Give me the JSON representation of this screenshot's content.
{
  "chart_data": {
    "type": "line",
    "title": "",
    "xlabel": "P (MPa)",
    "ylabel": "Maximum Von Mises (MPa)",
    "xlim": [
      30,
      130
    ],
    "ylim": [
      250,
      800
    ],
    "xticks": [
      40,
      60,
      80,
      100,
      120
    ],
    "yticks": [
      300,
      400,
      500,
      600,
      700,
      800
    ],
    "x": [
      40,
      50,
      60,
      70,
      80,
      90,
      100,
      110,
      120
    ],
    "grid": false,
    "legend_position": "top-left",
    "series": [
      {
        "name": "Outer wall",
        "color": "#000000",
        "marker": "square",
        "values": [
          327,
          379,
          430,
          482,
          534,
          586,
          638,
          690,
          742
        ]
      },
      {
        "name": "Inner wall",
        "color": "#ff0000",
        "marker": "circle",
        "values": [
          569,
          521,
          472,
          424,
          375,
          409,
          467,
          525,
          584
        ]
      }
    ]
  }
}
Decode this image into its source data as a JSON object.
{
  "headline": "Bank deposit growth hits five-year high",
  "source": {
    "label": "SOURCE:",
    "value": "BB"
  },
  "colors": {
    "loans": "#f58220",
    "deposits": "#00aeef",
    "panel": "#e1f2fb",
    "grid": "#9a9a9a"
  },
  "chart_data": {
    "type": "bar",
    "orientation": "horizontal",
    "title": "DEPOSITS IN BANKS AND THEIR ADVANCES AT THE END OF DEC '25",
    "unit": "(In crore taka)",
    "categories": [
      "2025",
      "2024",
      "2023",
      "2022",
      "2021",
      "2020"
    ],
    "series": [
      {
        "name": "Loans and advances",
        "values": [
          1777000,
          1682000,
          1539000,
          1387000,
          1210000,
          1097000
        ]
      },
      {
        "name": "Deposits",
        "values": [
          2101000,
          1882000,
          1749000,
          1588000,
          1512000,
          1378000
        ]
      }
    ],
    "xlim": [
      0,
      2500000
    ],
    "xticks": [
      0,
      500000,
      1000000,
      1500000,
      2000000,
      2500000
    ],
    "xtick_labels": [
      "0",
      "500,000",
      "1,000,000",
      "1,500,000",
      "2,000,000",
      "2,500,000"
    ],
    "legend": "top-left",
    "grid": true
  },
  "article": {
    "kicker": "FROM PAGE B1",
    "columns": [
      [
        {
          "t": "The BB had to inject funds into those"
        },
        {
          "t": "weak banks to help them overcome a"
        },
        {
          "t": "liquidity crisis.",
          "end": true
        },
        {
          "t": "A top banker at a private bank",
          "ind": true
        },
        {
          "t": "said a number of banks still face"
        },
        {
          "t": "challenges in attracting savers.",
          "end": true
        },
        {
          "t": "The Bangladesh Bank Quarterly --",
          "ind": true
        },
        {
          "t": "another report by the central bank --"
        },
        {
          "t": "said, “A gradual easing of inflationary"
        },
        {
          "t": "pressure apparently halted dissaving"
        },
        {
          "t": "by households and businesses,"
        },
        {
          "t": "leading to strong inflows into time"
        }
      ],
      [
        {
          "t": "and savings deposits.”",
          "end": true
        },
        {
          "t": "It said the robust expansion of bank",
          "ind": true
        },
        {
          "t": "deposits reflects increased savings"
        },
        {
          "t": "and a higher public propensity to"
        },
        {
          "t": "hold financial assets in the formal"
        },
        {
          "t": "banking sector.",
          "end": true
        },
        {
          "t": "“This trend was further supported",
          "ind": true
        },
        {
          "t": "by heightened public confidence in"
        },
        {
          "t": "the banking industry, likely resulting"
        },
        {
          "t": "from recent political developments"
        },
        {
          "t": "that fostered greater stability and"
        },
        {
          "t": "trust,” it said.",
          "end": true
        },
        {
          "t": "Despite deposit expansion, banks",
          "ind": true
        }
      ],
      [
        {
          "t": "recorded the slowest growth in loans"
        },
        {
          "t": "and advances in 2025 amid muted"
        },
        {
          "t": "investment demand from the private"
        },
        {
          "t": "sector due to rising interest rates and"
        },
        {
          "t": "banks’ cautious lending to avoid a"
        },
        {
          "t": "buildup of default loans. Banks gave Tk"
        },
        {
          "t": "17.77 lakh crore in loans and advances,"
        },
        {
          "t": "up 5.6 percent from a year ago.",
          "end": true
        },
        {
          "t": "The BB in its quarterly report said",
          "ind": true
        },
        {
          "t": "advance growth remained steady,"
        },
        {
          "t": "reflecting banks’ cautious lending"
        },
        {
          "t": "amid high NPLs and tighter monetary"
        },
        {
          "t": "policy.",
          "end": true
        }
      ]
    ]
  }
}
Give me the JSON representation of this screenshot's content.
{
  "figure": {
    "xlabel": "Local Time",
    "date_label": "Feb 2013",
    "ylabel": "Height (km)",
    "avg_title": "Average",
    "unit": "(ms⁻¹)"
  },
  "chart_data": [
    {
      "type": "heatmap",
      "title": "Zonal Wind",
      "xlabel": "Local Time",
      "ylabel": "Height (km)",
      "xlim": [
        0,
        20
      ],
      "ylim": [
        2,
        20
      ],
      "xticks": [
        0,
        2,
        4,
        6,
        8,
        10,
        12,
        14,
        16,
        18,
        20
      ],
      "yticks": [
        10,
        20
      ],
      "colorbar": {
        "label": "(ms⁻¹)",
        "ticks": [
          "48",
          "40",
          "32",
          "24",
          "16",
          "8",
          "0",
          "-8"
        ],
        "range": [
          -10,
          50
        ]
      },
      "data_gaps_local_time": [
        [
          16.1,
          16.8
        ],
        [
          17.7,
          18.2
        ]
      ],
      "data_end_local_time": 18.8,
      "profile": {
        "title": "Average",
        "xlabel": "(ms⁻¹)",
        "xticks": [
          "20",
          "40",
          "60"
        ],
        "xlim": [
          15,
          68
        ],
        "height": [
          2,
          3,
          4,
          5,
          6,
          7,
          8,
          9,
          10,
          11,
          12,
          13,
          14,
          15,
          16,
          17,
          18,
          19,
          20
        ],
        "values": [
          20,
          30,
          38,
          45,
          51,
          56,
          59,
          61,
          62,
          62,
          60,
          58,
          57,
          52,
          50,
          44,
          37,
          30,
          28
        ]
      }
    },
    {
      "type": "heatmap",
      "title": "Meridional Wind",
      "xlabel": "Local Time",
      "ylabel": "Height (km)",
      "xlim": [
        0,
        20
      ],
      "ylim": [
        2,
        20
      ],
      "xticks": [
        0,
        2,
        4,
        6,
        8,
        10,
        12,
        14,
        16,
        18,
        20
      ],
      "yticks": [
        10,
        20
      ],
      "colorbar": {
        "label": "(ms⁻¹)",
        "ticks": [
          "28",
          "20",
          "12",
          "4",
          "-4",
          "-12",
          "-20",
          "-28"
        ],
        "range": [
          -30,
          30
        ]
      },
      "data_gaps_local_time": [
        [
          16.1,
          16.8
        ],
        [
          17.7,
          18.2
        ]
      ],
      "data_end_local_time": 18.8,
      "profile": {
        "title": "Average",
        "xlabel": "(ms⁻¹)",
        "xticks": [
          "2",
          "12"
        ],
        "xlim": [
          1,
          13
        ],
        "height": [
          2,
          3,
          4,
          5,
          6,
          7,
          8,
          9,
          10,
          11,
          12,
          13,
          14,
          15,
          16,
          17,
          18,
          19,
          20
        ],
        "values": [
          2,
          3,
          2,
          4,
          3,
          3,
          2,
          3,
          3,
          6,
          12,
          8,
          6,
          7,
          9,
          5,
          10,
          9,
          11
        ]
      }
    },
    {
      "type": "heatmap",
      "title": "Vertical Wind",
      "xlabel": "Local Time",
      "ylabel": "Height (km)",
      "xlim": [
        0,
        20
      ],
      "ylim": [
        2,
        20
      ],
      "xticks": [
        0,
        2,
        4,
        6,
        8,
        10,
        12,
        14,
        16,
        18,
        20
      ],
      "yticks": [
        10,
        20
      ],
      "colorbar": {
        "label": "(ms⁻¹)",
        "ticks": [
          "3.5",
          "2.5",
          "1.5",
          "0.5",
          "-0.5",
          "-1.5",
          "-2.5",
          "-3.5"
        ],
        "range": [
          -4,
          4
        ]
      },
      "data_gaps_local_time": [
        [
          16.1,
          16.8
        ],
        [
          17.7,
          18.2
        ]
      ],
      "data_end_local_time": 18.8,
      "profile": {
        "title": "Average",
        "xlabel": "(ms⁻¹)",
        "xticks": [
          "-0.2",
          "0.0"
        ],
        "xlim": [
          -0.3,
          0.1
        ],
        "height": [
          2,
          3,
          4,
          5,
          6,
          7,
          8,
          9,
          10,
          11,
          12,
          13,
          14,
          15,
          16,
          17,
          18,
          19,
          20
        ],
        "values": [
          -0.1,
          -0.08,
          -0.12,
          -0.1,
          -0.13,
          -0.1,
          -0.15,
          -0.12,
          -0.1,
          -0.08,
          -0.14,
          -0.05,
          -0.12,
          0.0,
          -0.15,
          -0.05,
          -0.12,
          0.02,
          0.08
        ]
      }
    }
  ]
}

JOB: Go through the records and show every line with the string "Wind" in it.

RESULT FOR THIS TASK:
      "title": "Zonal Wind",
      "title": "Meridional Wind",
      "title": "Vertical Wind",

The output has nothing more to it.